Task to complete:
Your task is to tally the lines of the listing containing the word "xlabel" and report the figure alone.

Records for this exercise:

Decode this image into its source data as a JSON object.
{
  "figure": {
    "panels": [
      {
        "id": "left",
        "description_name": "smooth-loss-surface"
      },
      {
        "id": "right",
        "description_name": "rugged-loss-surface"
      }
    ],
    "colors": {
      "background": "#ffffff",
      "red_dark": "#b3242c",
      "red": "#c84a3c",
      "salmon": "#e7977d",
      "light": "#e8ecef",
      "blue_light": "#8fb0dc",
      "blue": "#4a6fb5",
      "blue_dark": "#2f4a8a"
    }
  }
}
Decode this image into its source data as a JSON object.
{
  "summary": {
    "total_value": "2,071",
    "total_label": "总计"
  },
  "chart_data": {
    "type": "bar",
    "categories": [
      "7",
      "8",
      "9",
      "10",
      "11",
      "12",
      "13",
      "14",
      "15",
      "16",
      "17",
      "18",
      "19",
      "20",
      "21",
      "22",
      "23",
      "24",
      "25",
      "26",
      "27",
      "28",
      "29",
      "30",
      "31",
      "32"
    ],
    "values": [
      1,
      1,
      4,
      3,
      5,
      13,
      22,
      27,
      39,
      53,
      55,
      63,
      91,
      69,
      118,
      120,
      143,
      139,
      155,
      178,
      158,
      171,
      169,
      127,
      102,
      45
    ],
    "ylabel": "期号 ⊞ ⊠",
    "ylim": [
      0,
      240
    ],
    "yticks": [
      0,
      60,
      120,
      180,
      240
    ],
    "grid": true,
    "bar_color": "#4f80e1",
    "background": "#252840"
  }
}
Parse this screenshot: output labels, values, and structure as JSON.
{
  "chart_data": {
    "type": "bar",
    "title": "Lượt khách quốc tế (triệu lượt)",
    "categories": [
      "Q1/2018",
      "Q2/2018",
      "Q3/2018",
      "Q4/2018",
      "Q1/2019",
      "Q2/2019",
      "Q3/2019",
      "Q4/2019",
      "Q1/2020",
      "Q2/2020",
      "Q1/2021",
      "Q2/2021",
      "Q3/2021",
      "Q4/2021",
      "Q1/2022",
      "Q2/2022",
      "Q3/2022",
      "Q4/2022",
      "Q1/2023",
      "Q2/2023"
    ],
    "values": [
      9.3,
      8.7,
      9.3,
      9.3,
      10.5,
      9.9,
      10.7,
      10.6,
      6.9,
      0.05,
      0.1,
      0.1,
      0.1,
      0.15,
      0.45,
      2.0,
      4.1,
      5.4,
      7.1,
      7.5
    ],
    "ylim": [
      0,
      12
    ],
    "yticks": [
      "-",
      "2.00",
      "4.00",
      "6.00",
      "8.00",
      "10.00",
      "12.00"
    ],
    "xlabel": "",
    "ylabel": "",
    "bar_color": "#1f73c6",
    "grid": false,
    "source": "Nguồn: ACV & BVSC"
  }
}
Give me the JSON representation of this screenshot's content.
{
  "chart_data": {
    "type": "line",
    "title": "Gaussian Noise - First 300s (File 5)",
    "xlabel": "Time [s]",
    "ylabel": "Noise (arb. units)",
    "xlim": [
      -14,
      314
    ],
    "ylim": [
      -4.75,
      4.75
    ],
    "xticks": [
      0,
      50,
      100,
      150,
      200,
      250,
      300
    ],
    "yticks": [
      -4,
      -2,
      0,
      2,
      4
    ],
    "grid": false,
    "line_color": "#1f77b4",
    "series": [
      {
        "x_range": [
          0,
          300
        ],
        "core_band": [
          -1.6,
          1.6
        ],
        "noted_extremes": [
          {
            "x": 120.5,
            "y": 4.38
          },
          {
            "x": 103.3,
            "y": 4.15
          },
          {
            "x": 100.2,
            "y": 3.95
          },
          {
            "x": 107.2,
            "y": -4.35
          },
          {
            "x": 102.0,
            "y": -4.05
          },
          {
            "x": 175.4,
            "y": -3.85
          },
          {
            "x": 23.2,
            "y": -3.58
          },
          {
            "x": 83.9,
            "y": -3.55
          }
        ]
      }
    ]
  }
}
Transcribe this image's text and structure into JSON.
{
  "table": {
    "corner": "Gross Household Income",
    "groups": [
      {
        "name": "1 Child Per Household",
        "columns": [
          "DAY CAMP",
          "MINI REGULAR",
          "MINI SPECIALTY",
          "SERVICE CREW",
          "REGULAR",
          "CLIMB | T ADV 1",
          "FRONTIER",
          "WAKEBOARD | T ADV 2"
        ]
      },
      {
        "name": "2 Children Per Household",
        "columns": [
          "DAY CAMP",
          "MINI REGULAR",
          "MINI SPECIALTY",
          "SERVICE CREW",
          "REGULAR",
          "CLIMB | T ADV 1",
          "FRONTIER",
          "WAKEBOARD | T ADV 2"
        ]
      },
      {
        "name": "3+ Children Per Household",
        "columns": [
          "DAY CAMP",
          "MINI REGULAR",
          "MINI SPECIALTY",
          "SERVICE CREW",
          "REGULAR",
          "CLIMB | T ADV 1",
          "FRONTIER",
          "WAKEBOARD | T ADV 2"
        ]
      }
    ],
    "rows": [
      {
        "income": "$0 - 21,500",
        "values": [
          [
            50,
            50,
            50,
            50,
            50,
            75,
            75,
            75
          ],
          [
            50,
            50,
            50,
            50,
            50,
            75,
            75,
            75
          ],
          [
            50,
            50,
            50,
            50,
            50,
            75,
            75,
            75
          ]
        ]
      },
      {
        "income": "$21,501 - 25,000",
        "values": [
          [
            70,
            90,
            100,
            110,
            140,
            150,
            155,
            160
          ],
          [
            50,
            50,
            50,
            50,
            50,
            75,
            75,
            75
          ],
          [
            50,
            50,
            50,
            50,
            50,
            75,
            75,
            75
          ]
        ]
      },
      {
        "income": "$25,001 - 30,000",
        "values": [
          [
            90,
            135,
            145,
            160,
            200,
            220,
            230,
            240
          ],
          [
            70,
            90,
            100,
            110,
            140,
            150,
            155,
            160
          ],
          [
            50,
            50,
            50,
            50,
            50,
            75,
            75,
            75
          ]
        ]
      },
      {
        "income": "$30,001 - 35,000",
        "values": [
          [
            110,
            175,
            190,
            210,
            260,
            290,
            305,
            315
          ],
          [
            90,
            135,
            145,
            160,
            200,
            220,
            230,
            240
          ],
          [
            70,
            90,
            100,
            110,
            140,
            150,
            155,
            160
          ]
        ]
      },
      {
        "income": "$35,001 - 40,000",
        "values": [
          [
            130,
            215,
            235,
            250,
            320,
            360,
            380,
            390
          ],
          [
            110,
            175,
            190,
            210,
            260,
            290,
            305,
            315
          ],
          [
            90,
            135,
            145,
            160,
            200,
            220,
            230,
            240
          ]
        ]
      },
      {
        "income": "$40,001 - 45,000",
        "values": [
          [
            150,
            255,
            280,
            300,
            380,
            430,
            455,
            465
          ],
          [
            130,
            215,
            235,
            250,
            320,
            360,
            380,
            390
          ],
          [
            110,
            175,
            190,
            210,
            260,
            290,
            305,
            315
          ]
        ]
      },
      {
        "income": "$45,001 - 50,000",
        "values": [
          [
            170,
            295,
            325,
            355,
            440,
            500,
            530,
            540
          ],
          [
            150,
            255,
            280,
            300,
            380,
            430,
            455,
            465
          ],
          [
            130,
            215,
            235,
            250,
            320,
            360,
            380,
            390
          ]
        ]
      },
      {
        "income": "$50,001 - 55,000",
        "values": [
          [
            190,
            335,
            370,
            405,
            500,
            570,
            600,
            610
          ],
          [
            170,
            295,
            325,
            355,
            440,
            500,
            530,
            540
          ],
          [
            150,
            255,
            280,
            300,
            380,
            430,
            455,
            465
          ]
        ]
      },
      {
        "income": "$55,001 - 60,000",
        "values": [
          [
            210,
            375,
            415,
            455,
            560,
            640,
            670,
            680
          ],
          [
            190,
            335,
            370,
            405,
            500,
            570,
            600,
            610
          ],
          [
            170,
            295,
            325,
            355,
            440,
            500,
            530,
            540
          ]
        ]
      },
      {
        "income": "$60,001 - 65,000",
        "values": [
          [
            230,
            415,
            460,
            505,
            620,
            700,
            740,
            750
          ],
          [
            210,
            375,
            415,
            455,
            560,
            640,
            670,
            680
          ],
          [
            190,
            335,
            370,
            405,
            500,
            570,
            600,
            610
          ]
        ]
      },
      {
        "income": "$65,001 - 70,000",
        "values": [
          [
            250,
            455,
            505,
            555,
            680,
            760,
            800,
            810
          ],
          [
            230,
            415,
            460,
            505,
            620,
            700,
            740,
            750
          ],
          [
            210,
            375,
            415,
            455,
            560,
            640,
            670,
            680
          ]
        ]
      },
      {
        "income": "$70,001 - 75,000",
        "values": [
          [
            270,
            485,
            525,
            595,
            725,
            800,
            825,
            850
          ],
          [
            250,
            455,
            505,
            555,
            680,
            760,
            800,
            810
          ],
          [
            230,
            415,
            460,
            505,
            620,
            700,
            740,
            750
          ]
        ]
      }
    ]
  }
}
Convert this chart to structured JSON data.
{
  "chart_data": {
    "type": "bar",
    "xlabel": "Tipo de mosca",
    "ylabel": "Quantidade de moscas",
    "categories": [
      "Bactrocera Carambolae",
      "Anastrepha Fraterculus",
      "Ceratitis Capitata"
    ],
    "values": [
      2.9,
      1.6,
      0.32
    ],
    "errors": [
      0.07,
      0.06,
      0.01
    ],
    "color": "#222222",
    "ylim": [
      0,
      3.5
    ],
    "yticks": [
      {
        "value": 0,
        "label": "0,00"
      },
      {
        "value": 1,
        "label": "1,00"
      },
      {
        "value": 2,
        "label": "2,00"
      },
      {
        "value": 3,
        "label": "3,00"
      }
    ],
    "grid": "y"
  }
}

Correct output:
3